(Stored data)
..........

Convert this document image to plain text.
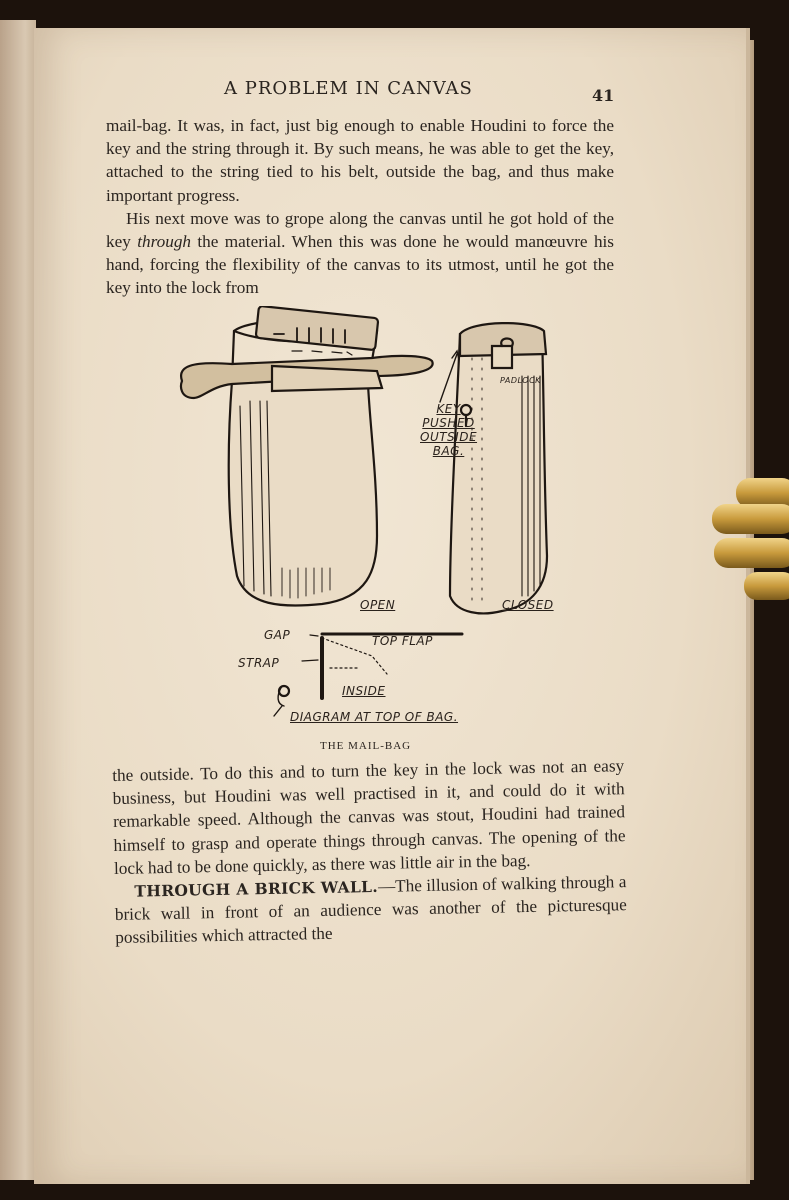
A PROBLEM IN CANVAS	41

mail-bag. It was, in fact, just big enough to enable Houdini to force the key and the string through it. By such means, he was able to get the key, attached to the string tied to his belt, outside the bag, and thus make important progress.

His next move was to grope along the canvas until he got hold of the key through the material. When this was done he would manœuvre his hand, forcing the flexibility of the canvas to its utmost, until he got the key into the lock from

KEY
PUSHED
OUTSIDE
BAG.
PADLOCK
OPEN	CLOSED
GAP	TOP FLAP
STRAP
INSIDE
DIAGRAM AT TOP OF BAG.
THE MAIL-BAG

the outside. To do this and to turn the key in the lock was not an easy business, but Houdini was well practised in it, and could do it with remarkable speed. Although the canvas was stout, Houdini had trained himself to grasp and operate things through canvas. The opening of the lock had to be done quickly, as there was little air in the bag.

THROUGH A BRICK WALL.—The illusion of walking through a brick wall in front of an audience was another of the picturesque possibilities which attracted the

..........

> _EXERCISE DESCRIPTION_
Leave out the pictures and print each record exactly as it stands.

> _EXERCISE ANSWER_
Convert this document image to plain text.
A PROBLEM IN CANVAS	41

mail-bag. It was, in fact, just big enough to enable Houdini to force the key and the string through it. By such means, he was able to get the key, attached to the string tied to his belt, outside the bag, and thus make important progress.

His next move was to grope along the canvas until he got hold of the key through the material. When this was done he would manœuvre his hand, forcing the flexibility of the canvas to its utmost, until he got the key into the lock from

KEY
PUSHED
OUTSIDE
BAG.
PADLOCK
OPEN	CLOSED
GAP	TOP FLAP
STRAP
INSIDE
DIAGRAM AT TOP OF BAG.
THE MAIL-BAG

the outside. To do this and to turn the key in the lock was not an easy business, but Houdini was well practised in it, and could do it with remarkable speed. Although the canvas was stout, Houdini had trained himself to grasp and operate things through canvas. The opening of the lock had to be done quickly, as there was little air in the bag.

THROUGH A BRICK WALL.—The illusion of walking through a brick wall in front of an audience was another of the picturesque possibilities which attracted the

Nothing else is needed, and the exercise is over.